** Start Input material **

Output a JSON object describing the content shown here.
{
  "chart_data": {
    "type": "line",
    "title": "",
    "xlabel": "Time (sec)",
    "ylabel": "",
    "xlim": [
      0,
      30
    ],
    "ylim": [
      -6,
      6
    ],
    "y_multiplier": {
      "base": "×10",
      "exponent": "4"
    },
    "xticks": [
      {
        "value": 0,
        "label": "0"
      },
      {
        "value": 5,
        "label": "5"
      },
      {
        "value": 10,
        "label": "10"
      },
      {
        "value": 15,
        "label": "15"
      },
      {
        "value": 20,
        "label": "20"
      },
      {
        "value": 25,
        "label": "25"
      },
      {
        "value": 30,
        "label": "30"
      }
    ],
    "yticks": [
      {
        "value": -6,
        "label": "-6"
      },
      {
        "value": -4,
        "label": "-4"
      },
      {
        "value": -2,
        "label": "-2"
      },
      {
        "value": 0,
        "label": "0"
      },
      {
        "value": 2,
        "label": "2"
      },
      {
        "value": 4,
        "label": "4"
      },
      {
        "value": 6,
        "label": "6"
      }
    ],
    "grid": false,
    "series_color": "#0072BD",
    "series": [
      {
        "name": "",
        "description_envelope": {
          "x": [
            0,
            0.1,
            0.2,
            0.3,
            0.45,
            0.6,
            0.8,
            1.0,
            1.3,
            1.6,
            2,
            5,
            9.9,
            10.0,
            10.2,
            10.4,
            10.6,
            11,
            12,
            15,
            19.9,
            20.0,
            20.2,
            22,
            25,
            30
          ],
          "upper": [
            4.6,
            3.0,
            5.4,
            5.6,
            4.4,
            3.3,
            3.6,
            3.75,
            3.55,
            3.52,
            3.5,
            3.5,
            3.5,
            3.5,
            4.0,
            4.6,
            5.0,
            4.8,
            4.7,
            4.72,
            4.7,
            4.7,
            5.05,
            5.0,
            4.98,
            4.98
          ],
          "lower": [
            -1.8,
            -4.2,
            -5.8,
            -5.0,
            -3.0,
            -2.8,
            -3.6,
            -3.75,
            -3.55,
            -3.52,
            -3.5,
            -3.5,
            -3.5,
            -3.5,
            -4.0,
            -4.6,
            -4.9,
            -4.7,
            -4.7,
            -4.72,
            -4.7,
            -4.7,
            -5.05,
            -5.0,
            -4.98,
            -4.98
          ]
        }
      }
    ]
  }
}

** End Input material **

Repeat the lines above exactly.

Correct answer:
Output a JSON object describing the content shown here.
{
  "chart_data": {
    "type": "line",
    "title": "",
    "xlabel": "Time (sec)",
    "ylabel": "",
    "xlim": [
      0,
      30
    ],
    "ylim": [
      -6,
      6
    ],
    "y_multiplier": {
      "base": "×10",
      "exponent": "4"
    },
    "xticks": [
      {
        "value": 0,
        "label": "0"
      },
      {
        "value": 5,
        "label": "5"
      },
      {
        "value": 10,
        "label": "10"
      },
      {
        "value": 15,
        "label": "15"
      },
      {
        "value": 20,
        "label": "20"
      },
      {
        "value": 25,
        "label": "25"
      },
      {
        "value": 30,
        "label": "30"
      }
    ],
    "yticks": [
      {
        "value": -6,
        "label": "-6"
      },
      {
        "value": -4,
        "label": "-4"
      },
      {
        "value": -2,
        "label": "-2"
      },
      {
        "value": 0,
        "label": "0"
      },
      {
        "value": 2,
        "label": "2"
      },
      {
        "value": 4,
        "label": "4"
      },
      {
        "value": 6,
        "label": "6"
      }
    ],
    "grid": false,
    "series_color": "#0072BD",
    "series": [
      {
        "name": "",
        "description_envelope": {
          "x": [
            0,
            0.1,
            0.2,
            0.3,
            0.45,
            0.6,
            0.8,
            1.0,
            1.3,
            1.6,
            2,
            5,
            9.9,
            10.0,
            10.2,
            10.4,
            10.6,
            11,
            12,
            15,
            19.9,
            20.0,
            20.2,
            22,
            25,
            30
          ],
          "upper": [
            4.6,
            3.0,
            5.4,
            5.6,
            4.4,
            3.3,
            3.6,
            3.75,
            3.55,
            3.52,
            3.5,
            3.5,
            3.5,
            3.5,
            4.0,
            4.6,
            5.0,
            4.8,
            4.7,
            4.72,
            4.7,
            4.7,
            5.05,
            5.0,
            4.98,
            4.98
          ],
          "lower": [
            -1.8,
            -4.2,
            -5.8,
            -5.0,
            -3.0,
            -2.8,
            -3.6,
            -3.75,
            -3.55,
            -3.52,
            -3.5,
            -3.5,
            -3.5,
            -3.5,
            -4.0,
            -4.6,
            -4.9,
            -4.7,
            -4.7,
            -4.72,
            -4.7,
            -4.7,
            -5.05,
            -5.0,
            -4.98,
            -4.98
          ]
        }
      }
    ]
  }
}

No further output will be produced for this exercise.